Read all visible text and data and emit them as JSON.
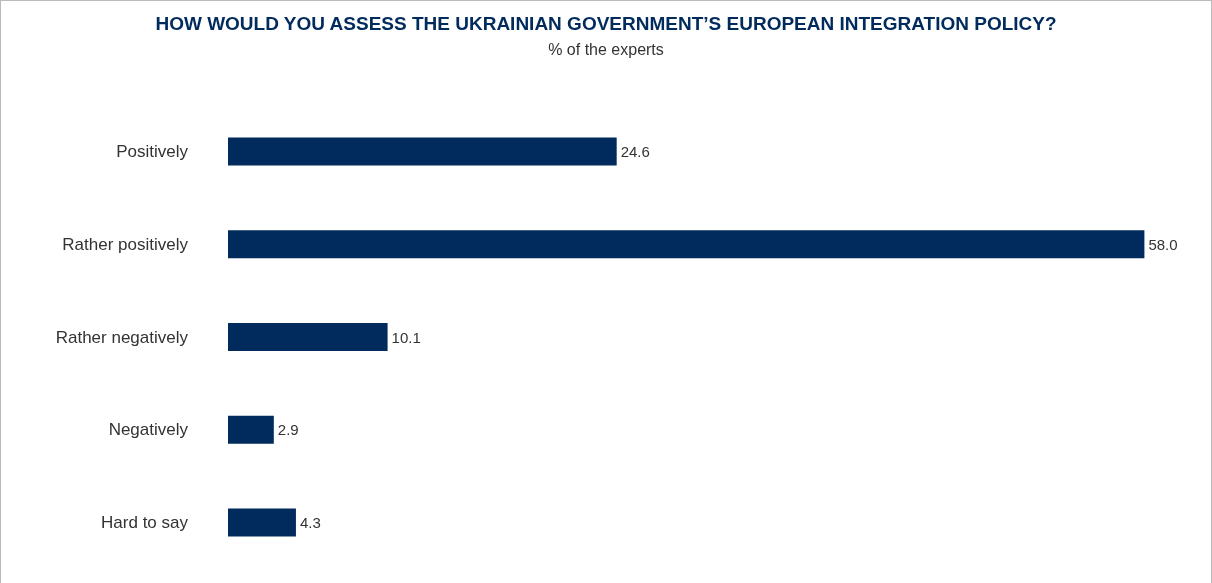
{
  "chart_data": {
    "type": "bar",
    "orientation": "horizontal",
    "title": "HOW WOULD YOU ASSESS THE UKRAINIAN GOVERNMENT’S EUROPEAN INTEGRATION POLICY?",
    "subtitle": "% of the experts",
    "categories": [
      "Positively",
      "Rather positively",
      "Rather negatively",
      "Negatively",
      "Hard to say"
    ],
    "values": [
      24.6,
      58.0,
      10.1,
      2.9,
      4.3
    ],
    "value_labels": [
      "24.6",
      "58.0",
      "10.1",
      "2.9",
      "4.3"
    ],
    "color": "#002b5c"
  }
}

--

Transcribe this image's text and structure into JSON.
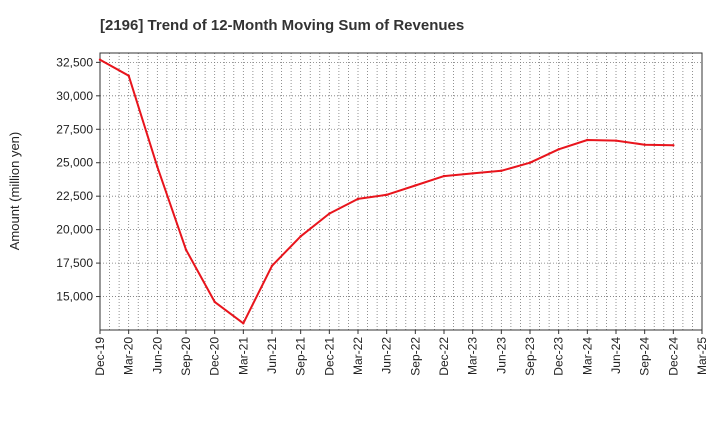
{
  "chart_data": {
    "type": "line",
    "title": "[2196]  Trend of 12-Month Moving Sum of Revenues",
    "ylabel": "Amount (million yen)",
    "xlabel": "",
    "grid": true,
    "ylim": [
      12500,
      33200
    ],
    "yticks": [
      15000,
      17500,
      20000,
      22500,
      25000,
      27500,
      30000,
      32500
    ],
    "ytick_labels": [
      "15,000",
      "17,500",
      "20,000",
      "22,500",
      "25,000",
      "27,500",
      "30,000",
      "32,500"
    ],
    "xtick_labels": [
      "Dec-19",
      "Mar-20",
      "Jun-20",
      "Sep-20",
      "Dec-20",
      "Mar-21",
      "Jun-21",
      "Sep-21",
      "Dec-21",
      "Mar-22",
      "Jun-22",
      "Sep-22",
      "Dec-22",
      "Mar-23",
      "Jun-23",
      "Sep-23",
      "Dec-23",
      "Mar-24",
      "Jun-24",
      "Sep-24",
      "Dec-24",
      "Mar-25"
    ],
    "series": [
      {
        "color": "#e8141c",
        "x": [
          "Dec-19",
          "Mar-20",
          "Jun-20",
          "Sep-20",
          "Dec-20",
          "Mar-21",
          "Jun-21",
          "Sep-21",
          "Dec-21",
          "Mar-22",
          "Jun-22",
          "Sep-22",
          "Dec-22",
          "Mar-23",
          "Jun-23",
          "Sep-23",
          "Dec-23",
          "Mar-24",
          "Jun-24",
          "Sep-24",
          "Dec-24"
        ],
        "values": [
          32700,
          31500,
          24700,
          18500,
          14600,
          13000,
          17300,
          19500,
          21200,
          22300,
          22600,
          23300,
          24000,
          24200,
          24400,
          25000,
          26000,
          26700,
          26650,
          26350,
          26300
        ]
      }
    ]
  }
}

--

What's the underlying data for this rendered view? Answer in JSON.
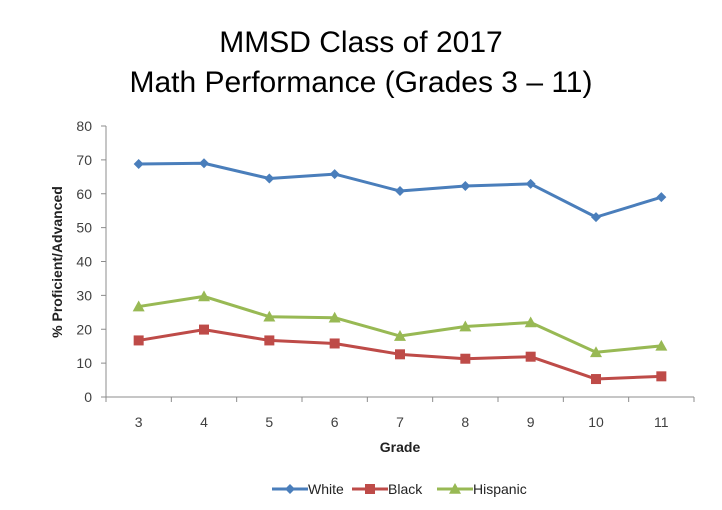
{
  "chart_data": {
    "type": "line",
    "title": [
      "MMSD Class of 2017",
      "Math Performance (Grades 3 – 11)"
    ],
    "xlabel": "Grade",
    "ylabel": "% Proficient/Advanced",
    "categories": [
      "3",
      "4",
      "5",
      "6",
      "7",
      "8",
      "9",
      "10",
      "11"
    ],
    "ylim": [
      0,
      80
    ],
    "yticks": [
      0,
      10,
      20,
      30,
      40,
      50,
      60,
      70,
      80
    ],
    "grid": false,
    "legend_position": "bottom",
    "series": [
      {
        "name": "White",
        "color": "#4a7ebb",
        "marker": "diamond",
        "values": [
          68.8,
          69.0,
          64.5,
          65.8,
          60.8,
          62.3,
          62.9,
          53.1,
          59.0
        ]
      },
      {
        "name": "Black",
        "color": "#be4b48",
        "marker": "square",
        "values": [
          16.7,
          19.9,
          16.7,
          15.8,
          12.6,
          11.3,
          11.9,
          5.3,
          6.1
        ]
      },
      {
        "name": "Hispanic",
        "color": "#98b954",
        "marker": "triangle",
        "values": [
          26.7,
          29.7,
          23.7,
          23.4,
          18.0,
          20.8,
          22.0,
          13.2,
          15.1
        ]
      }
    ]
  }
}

__EXERCISE INSTRUCTIONS__
Say how many lines have the string "color" in them, offering no words beyond the number.

__RESULT OF THIS TASK__
5